_Objective:_ In the entries below, find the lines with the word "public" and copy them.

═══ Provided information

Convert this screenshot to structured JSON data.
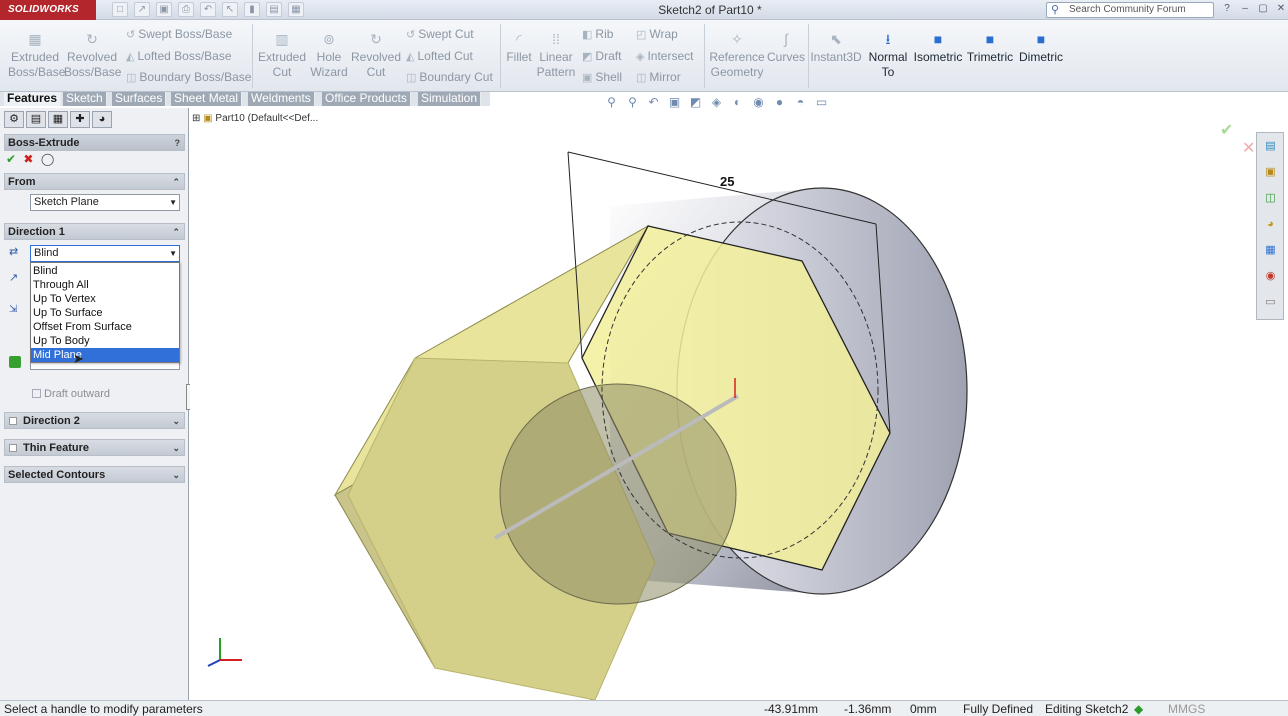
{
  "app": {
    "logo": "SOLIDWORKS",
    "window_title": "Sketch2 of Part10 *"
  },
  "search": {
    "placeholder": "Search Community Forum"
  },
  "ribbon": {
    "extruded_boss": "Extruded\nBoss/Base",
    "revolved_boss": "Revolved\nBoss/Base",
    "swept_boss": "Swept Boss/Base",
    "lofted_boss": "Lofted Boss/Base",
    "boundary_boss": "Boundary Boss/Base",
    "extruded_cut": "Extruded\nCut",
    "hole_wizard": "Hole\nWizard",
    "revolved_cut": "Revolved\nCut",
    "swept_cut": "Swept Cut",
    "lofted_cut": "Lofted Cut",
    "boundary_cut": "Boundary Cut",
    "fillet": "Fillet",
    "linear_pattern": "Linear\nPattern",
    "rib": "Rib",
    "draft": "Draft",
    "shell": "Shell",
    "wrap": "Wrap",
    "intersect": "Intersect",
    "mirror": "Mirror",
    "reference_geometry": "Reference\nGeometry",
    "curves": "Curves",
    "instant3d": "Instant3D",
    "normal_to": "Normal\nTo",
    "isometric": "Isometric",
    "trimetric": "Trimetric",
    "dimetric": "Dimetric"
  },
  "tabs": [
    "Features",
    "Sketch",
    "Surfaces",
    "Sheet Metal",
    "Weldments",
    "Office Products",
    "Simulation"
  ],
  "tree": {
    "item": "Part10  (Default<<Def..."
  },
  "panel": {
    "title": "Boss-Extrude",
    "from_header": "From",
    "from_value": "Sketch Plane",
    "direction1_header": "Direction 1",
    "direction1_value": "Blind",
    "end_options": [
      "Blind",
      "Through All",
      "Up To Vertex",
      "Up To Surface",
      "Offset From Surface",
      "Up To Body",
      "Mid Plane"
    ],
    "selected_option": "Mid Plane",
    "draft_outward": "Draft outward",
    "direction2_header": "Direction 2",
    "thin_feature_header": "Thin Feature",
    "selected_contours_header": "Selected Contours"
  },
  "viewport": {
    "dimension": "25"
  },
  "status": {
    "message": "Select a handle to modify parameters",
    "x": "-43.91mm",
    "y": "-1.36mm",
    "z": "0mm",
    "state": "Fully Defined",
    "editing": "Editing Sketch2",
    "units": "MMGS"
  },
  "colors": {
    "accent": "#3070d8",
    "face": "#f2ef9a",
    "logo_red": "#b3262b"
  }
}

══════
═══ Provided information

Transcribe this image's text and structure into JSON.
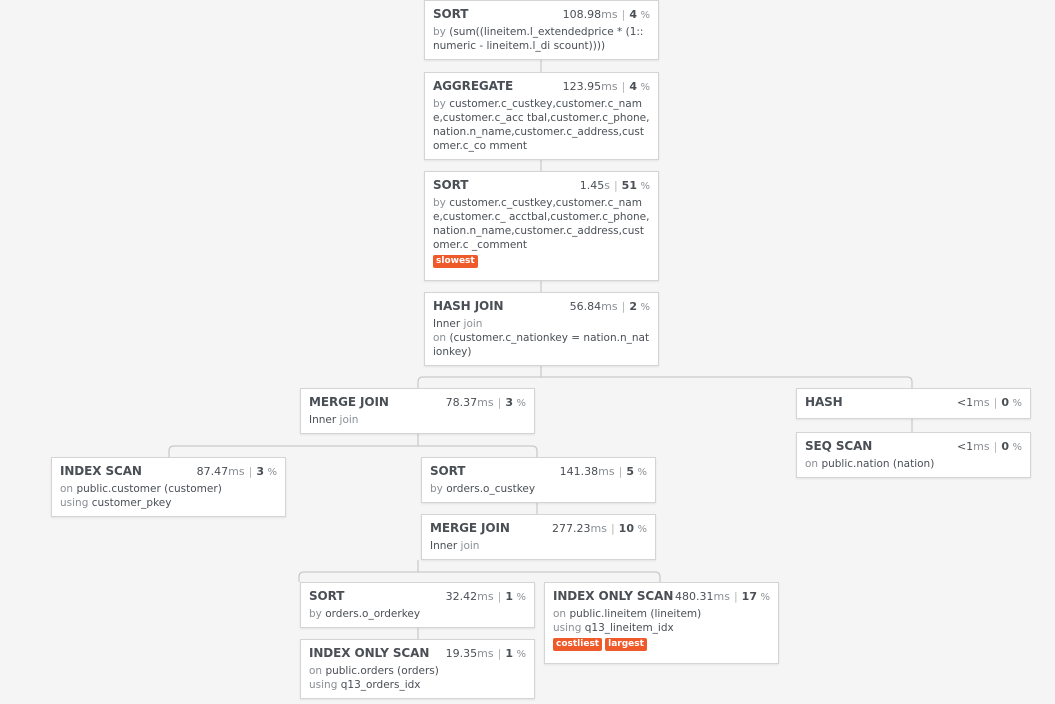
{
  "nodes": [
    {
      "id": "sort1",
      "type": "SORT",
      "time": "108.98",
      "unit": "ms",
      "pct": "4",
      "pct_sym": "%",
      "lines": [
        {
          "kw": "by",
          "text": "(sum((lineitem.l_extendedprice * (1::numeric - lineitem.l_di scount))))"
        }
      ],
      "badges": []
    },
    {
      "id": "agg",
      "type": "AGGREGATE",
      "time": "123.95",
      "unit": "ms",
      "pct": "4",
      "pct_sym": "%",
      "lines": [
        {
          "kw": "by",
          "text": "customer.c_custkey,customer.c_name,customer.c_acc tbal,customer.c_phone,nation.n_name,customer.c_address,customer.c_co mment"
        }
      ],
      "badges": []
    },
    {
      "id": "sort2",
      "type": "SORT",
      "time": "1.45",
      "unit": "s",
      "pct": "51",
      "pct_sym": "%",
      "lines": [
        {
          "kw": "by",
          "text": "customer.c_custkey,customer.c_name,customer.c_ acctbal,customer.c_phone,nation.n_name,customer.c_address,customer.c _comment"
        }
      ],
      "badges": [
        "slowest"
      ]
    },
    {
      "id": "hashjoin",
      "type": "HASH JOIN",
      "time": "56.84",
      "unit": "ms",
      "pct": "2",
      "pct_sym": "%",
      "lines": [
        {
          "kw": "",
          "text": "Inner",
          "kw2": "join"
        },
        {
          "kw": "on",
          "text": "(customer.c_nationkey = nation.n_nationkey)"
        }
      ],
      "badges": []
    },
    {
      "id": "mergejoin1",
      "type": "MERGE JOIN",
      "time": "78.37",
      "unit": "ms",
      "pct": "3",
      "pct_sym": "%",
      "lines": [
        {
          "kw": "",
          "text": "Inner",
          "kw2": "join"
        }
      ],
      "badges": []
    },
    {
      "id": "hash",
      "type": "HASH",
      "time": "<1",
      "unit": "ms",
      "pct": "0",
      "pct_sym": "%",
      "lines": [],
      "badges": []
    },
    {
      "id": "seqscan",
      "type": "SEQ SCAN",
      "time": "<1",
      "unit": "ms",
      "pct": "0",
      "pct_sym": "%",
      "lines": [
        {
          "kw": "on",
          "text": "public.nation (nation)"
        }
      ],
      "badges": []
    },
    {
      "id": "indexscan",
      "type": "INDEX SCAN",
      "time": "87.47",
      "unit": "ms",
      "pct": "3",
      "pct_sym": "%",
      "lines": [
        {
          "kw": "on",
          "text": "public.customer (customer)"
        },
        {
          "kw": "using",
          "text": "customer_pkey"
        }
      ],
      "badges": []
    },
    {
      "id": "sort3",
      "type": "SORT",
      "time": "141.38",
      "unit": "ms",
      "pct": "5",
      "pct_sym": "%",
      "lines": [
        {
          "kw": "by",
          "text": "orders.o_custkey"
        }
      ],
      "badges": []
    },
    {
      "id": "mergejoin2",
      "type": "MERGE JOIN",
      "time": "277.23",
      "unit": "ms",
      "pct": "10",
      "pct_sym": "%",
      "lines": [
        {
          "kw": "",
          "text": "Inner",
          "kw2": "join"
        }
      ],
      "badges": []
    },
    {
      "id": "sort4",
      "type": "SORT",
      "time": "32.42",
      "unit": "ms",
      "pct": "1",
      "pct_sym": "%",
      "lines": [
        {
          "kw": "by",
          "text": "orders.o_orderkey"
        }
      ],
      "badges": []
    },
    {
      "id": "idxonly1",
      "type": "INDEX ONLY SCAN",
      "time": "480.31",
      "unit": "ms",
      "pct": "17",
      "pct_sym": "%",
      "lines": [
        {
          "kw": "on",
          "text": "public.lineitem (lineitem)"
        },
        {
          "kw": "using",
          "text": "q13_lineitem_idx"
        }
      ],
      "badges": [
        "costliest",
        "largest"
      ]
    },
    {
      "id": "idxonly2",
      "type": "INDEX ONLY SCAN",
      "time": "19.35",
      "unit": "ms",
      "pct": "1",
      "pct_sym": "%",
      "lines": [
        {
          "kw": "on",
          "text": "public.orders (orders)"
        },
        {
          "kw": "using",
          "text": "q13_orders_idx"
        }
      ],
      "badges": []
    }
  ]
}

══════

_Completed task:_
          "text": "public.nation (nation)"
          "text": "public.customer (customer)"
          "text": "public.lineitem (lineitem)"
          "text": "public.orders (orders)"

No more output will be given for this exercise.